(Records contained in a dataset)
* start *

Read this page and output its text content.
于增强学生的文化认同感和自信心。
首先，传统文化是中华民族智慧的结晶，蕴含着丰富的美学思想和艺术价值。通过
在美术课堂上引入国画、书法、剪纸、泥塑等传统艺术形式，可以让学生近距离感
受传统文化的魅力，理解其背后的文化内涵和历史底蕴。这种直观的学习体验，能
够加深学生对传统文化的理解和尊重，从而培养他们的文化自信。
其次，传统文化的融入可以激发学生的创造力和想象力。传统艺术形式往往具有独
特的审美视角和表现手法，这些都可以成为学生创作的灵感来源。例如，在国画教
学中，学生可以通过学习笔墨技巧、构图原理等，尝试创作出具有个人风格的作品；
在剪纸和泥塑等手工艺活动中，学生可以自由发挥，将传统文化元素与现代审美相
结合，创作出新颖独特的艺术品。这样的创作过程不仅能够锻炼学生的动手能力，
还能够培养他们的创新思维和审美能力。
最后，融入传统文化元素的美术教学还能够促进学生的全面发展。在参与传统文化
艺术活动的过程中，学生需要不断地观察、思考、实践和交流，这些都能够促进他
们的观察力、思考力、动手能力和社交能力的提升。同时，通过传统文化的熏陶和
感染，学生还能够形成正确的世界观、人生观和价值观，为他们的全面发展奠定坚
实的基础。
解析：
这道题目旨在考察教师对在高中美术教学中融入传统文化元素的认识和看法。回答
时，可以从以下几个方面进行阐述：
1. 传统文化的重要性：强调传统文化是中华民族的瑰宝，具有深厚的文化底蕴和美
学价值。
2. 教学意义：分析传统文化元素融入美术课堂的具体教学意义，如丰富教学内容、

* end *

--- Problem requirements ---
Restate the whole of the material exactly.

--- Result for this exercise ---
Read this page and output its text content.
于增强学生的文化认同感和自信心。
首先，传统文化是中华民族智慧的结晶，蕴含着丰富的美学思想和艺术价值。通过
在美术课堂上引入国画、书法、剪纸、泥塑等传统艺术形式，可以让学生近距离感
受传统文化的魅力，理解其背后的文化内涵和历史底蕴。这种直观的学习体验，能
够加深学生对传统文化的理解和尊重，从而培养他们的文化自信。
其次，传统文化的融入可以激发学生的创造力和想象力。传统艺术形式往往具有独
特的审美视角和表现手法，这些都可以成为学生创作的灵感来源。例如，在国画教
学中，学生可以通过学习笔墨技巧、构图原理等，尝试创作出具有个人风格的作品；
在剪纸和泥塑等手工艺活动中，学生可以自由发挥，将传统文化元素与现代审美相
结合，创作出新颖独特的艺术品。这样的创作过程不仅能够锻炼学生的动手能力，
还能够培养他们的创新思维和审美能力。
最后，融入传统文化元素的美术教学还能够促进学生的全面发展。在参与传统文化
艺术活动的过程中，学生需要不断地观察、思考、实践和交流，这些都能够促进他
们的观察力、思考力、动手能力和社交能力的提升。同时，通过传统文化的熏陶和
感染，学生还能够形成正确的世界观、人生观和价值观，为他们的全面发展奠定坚
实的基础。
解析：
这道题目旨在考察教师对在高中美术教学中融入传统文化元素的认识和看法。回答
时，可以从以下几个方面进行阐述：
1. 传统文化的重要性：强调传统文化是中华民族的瑰宝，具有深厚的文化底蕴和美
学价值。
2. 教学意义：分析传统文化元素融入美术课堂的具体教学意义，如丰富教学内容、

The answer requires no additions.